BEGIN PROVIDED DATA

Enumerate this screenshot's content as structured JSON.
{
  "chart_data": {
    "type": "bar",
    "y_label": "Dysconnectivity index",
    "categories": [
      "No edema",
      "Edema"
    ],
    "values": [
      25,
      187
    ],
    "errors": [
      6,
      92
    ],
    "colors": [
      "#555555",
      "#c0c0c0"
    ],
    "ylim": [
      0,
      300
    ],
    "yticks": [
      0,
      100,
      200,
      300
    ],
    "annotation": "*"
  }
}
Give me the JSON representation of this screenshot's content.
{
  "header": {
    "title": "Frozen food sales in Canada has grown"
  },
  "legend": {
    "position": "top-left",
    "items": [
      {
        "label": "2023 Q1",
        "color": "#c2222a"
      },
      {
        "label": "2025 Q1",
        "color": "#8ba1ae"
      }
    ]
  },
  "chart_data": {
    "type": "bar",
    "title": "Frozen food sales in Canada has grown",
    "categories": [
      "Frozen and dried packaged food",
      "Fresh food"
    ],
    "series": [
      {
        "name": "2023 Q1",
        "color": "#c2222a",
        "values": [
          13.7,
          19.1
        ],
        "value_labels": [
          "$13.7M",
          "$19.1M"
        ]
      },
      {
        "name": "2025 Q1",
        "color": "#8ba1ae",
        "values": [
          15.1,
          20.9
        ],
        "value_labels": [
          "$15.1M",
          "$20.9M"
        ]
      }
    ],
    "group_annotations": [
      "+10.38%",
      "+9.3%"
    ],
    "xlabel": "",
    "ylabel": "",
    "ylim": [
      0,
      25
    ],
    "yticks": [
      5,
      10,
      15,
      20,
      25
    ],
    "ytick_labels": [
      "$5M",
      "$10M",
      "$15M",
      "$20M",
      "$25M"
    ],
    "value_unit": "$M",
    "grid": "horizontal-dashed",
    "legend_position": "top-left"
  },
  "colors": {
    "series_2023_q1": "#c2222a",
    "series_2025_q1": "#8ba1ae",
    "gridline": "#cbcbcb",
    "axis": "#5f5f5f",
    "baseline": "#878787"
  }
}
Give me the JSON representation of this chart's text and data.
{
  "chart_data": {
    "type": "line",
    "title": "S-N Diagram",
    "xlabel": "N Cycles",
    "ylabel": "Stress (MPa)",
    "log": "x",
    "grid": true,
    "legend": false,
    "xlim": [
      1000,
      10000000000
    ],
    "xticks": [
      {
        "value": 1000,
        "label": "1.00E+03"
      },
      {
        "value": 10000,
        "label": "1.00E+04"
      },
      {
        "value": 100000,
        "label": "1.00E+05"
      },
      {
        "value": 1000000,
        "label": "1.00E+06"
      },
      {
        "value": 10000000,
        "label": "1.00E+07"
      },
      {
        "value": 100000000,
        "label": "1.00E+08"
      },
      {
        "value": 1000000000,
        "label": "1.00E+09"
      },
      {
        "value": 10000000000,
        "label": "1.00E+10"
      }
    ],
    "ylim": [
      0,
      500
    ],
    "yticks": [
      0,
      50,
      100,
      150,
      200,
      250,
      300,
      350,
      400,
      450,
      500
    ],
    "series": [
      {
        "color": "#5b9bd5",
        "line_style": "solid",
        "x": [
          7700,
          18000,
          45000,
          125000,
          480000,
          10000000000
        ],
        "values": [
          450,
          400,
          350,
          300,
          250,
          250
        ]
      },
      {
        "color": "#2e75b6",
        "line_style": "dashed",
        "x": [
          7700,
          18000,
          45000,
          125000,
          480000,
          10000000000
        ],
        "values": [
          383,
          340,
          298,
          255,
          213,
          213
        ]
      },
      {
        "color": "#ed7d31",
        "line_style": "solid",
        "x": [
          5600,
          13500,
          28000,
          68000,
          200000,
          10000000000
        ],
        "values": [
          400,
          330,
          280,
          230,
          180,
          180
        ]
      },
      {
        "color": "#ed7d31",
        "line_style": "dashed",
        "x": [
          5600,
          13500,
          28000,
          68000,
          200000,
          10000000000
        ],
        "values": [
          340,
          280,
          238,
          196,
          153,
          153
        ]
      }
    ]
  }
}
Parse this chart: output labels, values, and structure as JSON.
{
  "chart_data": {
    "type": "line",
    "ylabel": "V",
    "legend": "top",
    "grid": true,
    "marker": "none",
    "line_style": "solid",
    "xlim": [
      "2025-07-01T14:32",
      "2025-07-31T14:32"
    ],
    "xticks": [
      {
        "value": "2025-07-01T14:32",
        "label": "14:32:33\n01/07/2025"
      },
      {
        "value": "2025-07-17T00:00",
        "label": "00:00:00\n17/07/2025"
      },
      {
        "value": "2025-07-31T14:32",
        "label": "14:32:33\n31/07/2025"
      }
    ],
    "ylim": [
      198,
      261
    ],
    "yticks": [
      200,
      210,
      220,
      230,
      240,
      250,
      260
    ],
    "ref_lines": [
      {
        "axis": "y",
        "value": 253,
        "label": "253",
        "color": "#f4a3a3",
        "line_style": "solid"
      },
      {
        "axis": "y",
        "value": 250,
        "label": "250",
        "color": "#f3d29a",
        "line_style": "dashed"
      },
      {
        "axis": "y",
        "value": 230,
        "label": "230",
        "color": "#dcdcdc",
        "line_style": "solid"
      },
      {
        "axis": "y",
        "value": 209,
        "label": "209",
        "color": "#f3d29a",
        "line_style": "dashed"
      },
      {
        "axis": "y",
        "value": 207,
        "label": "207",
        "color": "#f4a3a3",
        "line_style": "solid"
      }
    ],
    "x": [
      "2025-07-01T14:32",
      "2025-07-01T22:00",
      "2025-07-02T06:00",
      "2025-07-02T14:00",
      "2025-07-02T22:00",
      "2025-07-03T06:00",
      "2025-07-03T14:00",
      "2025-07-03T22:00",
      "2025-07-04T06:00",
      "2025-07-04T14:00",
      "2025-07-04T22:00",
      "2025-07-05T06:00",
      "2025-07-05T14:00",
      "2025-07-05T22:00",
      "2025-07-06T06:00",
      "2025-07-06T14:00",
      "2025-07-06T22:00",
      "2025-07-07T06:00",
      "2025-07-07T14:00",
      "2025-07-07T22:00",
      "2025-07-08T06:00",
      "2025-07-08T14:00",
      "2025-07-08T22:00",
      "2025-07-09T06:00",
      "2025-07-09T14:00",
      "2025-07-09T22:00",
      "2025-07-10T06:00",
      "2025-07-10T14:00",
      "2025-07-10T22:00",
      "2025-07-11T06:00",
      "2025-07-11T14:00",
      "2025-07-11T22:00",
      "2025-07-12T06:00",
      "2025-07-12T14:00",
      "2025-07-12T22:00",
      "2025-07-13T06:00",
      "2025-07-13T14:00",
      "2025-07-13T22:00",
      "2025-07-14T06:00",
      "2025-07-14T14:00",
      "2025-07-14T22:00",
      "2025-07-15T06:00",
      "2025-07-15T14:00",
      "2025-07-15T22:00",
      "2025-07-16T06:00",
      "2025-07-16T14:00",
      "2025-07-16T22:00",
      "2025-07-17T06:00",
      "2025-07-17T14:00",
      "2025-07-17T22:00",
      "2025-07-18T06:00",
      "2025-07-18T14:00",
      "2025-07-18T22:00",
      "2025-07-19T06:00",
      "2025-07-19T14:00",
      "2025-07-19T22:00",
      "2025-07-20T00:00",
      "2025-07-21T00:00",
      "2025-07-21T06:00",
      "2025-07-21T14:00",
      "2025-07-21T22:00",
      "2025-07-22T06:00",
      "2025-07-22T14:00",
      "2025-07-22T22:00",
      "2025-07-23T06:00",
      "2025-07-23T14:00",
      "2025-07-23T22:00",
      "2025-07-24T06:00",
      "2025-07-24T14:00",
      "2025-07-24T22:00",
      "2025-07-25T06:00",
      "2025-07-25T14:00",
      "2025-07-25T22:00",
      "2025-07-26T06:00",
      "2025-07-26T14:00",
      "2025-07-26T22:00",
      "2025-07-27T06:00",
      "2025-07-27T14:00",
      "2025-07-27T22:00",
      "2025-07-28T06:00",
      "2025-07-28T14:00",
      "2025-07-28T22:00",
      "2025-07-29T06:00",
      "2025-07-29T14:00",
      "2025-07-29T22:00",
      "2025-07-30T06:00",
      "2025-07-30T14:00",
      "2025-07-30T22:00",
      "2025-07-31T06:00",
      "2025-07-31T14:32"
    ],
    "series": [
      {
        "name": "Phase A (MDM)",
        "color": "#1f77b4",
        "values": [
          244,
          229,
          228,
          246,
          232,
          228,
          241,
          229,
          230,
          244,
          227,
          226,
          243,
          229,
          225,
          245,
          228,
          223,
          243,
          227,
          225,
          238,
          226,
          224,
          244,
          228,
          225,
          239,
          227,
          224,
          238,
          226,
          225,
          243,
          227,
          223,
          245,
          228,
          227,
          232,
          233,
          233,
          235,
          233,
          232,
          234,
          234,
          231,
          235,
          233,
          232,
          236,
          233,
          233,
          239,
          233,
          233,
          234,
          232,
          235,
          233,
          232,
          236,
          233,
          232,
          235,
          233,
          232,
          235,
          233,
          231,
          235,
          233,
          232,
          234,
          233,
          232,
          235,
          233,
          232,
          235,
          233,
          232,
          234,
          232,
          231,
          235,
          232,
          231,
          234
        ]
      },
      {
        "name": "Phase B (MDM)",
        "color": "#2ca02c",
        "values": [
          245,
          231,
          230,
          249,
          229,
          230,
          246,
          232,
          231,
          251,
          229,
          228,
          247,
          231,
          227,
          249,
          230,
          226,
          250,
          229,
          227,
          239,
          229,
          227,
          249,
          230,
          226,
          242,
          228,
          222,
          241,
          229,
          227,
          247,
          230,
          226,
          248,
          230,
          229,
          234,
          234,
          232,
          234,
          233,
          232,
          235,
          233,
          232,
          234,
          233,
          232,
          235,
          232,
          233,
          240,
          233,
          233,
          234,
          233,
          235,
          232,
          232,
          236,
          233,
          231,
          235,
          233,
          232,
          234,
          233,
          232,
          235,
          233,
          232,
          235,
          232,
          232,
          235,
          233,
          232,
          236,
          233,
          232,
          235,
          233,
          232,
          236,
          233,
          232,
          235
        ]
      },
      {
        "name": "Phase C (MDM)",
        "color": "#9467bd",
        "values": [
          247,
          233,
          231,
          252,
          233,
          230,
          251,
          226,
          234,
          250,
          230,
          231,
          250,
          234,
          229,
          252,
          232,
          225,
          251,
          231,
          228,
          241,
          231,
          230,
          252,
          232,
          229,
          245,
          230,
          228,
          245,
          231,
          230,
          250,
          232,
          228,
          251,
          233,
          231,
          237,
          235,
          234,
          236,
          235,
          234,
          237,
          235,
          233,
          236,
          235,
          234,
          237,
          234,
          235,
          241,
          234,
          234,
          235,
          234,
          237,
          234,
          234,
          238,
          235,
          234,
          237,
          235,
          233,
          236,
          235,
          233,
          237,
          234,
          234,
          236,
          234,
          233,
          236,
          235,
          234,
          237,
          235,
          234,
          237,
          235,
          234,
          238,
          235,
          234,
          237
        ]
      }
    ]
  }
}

END PROVIDED DATA

--- GIVEN REQUEST ---
Looking at the material above, count the lines that hold "Frozen" and give the total alone.

--- FULL SOLUTION ---
3